- _Problem requirements_: Count how many lines below include the string "polygamie", and give that number without anything else.

- _Material to process_:
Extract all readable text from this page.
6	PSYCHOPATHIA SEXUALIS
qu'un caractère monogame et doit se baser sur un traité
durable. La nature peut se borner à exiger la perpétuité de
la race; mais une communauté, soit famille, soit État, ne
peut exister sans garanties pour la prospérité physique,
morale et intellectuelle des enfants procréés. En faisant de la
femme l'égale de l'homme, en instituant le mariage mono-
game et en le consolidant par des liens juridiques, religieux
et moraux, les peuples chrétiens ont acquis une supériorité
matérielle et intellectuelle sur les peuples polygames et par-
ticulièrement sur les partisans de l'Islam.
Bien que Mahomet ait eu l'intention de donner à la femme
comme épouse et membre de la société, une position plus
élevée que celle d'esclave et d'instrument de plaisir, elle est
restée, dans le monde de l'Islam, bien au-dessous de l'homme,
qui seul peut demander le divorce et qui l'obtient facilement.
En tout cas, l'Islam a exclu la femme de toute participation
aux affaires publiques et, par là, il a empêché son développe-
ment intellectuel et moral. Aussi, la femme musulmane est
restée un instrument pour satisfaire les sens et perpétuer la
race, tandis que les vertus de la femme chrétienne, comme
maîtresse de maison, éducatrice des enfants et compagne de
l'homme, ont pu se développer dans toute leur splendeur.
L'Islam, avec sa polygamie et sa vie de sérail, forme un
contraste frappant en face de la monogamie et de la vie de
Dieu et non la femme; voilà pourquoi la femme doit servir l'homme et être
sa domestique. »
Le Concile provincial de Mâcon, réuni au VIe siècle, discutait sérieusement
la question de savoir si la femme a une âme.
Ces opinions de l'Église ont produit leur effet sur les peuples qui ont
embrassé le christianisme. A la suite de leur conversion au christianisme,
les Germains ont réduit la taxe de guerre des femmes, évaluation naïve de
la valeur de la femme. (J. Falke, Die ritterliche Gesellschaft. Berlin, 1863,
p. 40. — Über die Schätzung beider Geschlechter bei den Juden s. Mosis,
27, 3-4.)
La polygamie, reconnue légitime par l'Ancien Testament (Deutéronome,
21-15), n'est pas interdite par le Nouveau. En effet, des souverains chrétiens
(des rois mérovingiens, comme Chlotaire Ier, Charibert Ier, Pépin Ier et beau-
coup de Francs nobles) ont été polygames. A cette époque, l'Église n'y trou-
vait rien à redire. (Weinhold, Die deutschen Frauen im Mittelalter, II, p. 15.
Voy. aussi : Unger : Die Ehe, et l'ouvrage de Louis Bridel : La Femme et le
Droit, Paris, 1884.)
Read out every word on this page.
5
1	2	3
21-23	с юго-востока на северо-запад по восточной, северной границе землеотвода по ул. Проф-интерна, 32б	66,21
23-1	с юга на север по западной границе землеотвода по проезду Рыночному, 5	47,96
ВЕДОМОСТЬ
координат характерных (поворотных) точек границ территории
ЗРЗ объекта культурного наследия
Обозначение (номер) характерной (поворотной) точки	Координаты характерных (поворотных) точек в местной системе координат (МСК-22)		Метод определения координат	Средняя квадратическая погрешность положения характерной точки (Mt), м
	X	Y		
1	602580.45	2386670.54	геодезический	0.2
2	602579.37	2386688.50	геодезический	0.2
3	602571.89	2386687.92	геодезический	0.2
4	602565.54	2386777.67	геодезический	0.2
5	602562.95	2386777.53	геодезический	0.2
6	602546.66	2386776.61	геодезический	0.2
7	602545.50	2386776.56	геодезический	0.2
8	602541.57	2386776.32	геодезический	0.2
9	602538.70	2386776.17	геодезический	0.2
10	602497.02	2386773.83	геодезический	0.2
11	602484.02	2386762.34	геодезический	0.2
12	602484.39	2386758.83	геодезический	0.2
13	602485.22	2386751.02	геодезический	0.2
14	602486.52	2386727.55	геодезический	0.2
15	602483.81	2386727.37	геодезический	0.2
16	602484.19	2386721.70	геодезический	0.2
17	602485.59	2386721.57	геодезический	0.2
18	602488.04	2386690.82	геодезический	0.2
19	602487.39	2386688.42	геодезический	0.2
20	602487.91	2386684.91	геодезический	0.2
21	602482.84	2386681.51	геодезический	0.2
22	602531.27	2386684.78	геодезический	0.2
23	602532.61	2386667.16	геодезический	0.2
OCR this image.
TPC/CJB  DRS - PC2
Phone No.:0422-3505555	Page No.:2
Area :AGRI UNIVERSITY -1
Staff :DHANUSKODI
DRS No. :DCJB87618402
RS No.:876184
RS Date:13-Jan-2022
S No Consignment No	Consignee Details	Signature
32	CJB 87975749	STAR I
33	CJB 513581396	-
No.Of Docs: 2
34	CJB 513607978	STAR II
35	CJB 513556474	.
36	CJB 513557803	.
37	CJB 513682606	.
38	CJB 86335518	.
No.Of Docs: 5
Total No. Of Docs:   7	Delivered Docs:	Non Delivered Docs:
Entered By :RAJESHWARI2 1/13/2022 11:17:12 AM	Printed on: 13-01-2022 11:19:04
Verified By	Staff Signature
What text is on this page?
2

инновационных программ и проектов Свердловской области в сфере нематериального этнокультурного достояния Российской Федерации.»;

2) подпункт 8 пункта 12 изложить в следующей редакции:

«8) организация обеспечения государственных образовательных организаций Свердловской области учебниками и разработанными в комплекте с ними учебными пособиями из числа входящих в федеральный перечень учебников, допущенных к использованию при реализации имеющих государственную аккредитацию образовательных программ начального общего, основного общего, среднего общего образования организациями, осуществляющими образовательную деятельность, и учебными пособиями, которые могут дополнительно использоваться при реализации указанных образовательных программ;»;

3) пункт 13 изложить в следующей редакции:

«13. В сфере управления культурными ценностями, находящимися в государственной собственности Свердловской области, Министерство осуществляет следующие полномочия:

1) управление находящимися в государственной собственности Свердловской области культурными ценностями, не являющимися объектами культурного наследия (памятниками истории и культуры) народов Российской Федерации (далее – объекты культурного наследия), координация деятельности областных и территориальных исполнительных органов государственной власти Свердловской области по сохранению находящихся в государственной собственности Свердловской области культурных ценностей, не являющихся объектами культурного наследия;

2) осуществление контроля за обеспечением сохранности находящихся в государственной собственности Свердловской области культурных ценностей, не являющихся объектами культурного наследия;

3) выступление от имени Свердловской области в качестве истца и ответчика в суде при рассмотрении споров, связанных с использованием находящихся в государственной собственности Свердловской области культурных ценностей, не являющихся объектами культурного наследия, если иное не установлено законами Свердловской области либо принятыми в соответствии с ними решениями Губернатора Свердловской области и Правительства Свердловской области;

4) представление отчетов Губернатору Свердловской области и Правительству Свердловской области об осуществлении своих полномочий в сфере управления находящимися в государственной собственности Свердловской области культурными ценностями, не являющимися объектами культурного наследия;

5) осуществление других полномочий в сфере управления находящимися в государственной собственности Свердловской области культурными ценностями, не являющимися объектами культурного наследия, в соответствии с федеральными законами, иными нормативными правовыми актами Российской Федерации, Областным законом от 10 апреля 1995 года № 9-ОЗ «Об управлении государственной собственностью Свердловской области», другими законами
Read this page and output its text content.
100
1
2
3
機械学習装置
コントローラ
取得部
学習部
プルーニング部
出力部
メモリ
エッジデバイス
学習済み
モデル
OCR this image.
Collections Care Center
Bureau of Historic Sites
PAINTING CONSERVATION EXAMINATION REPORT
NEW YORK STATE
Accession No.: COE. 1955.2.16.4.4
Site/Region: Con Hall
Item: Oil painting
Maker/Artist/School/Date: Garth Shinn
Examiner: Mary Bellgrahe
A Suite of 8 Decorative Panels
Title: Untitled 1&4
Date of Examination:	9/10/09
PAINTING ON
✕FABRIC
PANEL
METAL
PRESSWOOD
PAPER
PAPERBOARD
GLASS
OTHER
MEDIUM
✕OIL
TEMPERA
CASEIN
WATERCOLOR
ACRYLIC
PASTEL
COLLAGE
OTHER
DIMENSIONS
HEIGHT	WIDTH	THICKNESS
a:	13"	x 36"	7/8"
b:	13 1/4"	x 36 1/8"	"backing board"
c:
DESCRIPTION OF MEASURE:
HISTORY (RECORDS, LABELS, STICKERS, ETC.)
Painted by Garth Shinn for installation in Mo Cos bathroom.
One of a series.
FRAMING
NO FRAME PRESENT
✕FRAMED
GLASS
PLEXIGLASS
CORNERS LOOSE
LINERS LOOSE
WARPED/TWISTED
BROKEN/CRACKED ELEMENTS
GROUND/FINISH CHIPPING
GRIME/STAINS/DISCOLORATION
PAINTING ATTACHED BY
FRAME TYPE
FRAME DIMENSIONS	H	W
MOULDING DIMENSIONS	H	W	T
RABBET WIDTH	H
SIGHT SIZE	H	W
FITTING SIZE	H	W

- _Solved problem_: 2